■ Material to process ■
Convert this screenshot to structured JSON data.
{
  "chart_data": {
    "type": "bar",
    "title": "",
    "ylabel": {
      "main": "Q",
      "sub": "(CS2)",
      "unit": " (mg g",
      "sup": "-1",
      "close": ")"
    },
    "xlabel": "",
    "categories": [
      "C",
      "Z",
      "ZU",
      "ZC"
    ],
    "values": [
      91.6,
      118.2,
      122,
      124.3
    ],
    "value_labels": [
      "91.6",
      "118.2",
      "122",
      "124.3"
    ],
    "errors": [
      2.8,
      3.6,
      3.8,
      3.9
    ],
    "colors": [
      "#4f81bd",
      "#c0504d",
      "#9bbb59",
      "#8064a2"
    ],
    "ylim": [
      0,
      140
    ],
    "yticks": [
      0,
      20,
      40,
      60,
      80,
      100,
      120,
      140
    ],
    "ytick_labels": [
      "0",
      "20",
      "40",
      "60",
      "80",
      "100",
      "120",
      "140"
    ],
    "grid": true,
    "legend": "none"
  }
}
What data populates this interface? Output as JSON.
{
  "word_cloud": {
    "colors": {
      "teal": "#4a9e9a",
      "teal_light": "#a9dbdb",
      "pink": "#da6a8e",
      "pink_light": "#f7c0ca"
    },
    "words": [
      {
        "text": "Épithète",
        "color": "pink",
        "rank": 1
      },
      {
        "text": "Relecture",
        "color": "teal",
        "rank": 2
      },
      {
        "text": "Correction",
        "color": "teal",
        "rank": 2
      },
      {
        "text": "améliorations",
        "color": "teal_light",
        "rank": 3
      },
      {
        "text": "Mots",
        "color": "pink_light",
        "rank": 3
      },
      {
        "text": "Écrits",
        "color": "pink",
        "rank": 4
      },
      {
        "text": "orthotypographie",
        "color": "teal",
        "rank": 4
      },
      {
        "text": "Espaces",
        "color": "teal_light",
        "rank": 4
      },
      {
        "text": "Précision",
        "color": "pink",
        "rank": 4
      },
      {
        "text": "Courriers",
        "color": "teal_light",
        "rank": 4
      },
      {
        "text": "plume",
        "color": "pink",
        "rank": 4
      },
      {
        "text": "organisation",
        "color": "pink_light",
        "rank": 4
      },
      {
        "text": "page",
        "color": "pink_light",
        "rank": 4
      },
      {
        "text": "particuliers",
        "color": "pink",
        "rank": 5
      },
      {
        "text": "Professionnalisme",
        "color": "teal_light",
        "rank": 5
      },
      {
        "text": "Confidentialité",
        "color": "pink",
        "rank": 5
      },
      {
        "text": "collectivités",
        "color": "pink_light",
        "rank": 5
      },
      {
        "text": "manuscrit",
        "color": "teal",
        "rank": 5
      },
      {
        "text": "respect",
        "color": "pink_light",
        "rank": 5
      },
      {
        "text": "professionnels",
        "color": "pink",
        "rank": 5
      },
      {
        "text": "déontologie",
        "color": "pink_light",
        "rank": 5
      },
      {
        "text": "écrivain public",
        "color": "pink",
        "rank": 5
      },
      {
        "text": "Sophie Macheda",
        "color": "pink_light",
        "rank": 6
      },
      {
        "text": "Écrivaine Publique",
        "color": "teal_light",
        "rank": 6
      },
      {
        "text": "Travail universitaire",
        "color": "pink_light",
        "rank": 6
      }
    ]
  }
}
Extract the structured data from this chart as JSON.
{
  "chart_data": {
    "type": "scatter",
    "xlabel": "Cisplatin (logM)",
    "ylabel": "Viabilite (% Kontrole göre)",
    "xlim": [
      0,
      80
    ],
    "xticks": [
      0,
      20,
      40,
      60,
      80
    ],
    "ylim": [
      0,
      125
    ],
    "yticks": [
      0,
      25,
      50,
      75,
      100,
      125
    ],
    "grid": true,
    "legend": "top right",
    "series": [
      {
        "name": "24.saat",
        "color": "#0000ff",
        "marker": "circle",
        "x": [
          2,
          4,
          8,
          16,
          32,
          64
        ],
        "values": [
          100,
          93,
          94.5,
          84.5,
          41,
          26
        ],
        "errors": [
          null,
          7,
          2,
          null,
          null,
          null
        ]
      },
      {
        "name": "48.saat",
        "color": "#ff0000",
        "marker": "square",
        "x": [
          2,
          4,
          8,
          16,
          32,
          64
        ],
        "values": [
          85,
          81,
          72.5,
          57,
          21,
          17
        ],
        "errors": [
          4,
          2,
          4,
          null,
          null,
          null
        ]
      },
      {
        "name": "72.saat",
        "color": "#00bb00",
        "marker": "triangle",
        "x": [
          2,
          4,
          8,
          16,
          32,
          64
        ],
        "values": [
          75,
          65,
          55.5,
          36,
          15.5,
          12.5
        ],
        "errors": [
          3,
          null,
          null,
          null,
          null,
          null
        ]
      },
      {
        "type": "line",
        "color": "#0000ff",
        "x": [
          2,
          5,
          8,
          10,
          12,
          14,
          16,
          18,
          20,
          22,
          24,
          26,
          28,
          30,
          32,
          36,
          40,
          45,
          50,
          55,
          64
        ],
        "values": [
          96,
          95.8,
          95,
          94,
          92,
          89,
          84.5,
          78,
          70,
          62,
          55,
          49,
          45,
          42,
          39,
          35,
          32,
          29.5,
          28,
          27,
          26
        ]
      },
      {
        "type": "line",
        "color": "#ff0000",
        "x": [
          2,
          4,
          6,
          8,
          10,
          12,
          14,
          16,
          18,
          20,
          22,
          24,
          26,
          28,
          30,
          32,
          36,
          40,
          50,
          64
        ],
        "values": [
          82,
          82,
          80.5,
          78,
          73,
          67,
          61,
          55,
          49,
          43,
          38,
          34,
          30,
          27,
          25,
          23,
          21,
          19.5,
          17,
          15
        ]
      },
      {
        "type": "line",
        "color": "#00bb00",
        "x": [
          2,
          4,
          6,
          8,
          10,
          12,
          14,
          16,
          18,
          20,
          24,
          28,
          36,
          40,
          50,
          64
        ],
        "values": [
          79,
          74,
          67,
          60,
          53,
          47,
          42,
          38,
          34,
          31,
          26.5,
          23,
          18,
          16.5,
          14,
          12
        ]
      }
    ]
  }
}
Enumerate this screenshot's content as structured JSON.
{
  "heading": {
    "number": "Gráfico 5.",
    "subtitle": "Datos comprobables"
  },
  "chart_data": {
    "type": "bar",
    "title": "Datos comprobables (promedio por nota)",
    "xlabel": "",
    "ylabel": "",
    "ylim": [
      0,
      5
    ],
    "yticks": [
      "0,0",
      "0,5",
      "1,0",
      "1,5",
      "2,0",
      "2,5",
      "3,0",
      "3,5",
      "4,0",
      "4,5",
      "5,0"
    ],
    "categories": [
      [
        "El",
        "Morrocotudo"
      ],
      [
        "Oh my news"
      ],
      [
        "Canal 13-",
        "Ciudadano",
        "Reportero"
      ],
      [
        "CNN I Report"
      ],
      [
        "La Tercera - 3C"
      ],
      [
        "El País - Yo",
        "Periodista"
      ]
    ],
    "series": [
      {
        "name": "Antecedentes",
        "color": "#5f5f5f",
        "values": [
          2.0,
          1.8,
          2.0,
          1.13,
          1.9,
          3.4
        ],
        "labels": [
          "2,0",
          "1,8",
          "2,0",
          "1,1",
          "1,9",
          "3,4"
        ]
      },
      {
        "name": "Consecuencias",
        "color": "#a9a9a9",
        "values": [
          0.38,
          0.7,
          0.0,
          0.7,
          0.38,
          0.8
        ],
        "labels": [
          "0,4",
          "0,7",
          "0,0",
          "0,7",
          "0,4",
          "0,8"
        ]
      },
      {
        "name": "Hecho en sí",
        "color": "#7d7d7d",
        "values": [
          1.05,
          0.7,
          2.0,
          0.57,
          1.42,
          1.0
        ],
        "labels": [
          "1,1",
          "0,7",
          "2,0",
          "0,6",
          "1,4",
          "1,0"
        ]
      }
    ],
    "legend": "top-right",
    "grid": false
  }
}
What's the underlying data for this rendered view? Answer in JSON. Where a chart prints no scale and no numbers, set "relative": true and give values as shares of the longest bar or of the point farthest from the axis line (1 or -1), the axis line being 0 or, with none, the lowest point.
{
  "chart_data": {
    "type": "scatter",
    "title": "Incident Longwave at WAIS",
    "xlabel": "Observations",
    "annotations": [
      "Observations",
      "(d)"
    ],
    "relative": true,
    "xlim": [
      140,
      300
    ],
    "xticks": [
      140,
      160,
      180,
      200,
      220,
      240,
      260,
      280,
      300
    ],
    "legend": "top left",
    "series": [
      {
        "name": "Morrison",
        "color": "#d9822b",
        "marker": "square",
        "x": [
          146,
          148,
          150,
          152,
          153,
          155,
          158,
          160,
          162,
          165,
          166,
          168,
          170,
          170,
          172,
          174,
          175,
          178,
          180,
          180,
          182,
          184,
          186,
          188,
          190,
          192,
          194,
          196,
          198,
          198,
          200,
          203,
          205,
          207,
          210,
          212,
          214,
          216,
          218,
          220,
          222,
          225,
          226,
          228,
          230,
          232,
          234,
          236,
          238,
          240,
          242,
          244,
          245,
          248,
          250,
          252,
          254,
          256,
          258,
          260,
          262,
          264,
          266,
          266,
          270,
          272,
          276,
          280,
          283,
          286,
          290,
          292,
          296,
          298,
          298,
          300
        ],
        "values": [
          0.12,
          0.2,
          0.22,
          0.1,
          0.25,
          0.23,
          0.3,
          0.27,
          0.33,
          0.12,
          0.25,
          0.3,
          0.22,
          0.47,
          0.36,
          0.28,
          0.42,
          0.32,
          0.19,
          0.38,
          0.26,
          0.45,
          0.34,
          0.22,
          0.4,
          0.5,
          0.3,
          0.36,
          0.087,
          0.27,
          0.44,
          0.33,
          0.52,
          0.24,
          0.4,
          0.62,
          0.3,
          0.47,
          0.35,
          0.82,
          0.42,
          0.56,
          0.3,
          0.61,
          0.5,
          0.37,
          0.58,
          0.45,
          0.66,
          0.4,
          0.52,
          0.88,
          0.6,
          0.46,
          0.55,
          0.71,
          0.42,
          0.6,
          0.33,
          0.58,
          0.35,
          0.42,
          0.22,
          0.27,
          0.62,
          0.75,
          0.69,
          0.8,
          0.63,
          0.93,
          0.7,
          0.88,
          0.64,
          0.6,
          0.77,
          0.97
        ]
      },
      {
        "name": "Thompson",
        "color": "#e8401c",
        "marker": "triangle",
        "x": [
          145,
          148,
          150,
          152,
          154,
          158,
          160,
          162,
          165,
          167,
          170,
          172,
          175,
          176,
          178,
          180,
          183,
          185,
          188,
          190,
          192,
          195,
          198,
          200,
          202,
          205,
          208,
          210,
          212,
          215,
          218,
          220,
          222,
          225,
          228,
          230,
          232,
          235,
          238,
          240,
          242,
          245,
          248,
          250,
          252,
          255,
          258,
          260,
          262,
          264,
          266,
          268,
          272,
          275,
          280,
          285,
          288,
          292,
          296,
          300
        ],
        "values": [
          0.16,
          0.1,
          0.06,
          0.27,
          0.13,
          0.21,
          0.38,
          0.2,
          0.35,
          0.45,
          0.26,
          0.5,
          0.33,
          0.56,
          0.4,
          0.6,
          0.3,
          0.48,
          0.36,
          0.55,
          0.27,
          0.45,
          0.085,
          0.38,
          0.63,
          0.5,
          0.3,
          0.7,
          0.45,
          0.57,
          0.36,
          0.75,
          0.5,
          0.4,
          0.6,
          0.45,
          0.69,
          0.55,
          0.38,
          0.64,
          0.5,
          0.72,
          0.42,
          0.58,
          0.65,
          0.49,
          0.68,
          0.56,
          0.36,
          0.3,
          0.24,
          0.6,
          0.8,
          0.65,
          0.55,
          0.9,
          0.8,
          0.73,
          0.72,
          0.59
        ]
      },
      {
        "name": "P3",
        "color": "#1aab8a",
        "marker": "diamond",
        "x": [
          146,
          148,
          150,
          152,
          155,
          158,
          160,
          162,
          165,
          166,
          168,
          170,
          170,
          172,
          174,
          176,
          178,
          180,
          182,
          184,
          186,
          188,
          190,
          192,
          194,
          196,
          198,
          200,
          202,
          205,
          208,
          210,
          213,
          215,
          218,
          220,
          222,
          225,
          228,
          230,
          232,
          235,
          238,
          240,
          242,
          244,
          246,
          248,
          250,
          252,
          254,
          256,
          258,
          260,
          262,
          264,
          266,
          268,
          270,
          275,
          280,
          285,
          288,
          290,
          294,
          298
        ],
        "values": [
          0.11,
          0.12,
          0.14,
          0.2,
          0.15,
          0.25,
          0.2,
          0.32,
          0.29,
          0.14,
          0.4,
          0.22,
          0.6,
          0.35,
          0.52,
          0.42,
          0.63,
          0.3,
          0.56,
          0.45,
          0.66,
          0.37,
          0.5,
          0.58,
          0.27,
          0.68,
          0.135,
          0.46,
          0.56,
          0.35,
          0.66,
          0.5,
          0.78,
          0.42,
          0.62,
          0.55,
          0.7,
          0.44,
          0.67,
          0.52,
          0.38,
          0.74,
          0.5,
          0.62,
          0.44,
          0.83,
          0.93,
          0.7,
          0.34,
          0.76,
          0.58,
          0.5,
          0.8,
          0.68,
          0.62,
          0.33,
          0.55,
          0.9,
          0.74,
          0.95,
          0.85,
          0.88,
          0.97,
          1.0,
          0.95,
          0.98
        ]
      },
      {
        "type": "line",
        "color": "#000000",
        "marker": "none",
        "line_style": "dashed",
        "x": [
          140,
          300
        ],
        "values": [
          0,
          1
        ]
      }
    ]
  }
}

■ Stated goal ■
Return each line where "xlabel" shows up.

■ Solution to the exercise ■
    "xlabel": "",
    "xlabel": "Cisplatin (logM)",
    "xlabel": "",
    "xlabel": "Observations",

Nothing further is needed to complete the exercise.